> [AIM OF THE TASK] Leave out the pictures and transcribe everything else exactly.

Dataset excerpt
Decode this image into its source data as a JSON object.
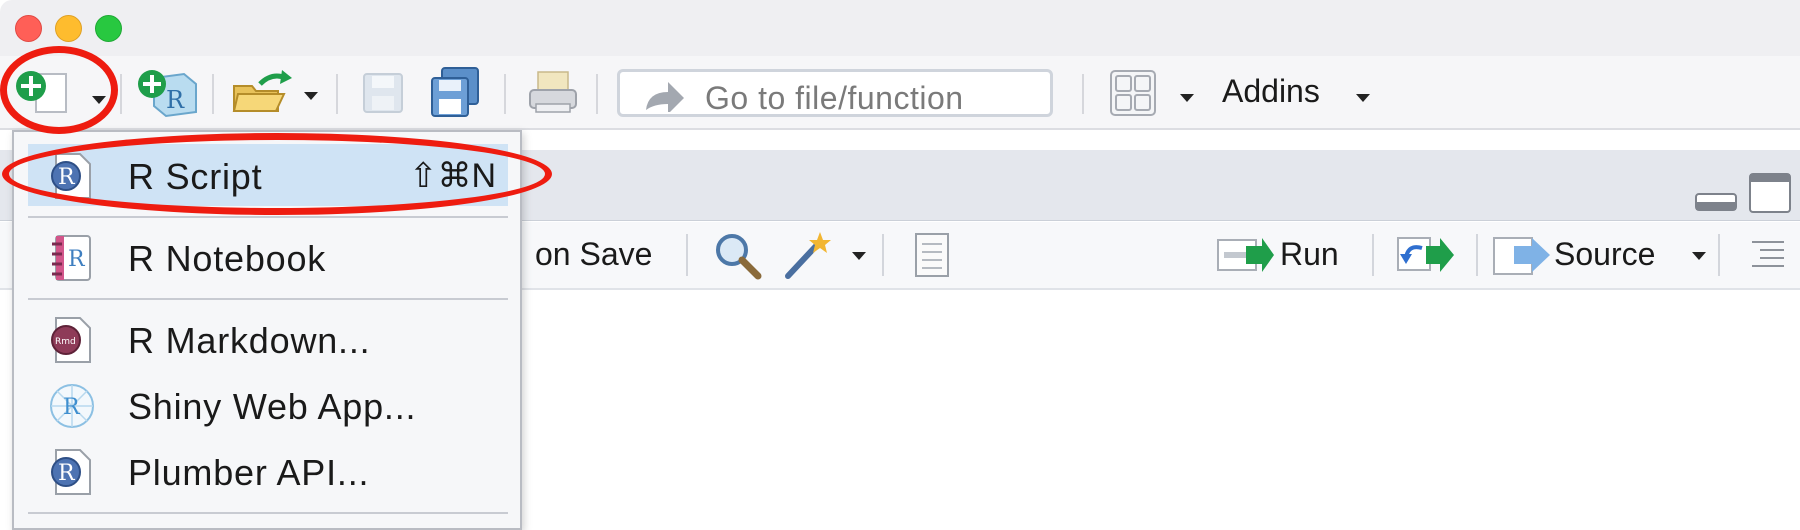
{
  "toolbar": {
    "goto_placeholder": "Go to file/function",
    "addins_label": "Addins",
    "icons": [
      "new-file-icon",
      "new-project-icon",
      "open-file-icon",
      "save-icon",
      "save-all-icon",
      "print-icon",
      "goto-arrow-icon",
      "panes-layout-icon"
    ]
  },
  "editor_toolbar": {
    "source_on_save_label": "on Save",
    "run_label": "Run",
    "source_label": "Source"
  },
  "new_file_menu": {
    "items": [
      {
        "label": "R Script",
        "shortcut": "⇧⌘N",
        "highlighted": true
      },
      {
        "label": "R Notebook"
      },
      {
        "label": "R Markdown..."
      },
      {
        "label": "Shiny Web App..."
      },
      {
        "label": "Plumber API..."
      }
    ]
  },
  "colors": {
    "annotation_red": "#ee1c10",
    "menu_highlight": "#cfe3f5",
    "plus_green": "#1f9e4a"
  }
}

> [TASK ANSWER]
Decode this image into its source data as a JSON object.
{
  "toolbar": {
    "goto_placeholder": "Go to file/function",
    "addins_label": "Addins",
    "icons": [
      "new-file-icon",
      "new-project-icon",
      "open-file-icon",
      "save-icon",
      "save-all-icon",
      "print-icon",
      "goto-arrow-icon",
      "panes-layout-icon"
    ]
  },
  "editor_toolbar": {
    "source_on_save_label": "on Save",
    "run_label": "Run",
    "source_label": "Source"
  },
  "new_file_menu": {
    "items": [
      {
        "label": "R Script",
        "shortcut": "⇧⌘N",
        "highlighted": true
      },
      {
        "label": "R Notebook"
      },
      {
        "label": "R Markdown..."
      },
      {
        "label": "Shiny Web App..."
      },
      {
        "label": "Plumber API..."
      }
    ]
  },
  "colors": {
    "annotation_red": "#ee1c10",
    "menu_highlight": "#cfe3f5",
    "plus_green": "#1f9e4a"
  }
}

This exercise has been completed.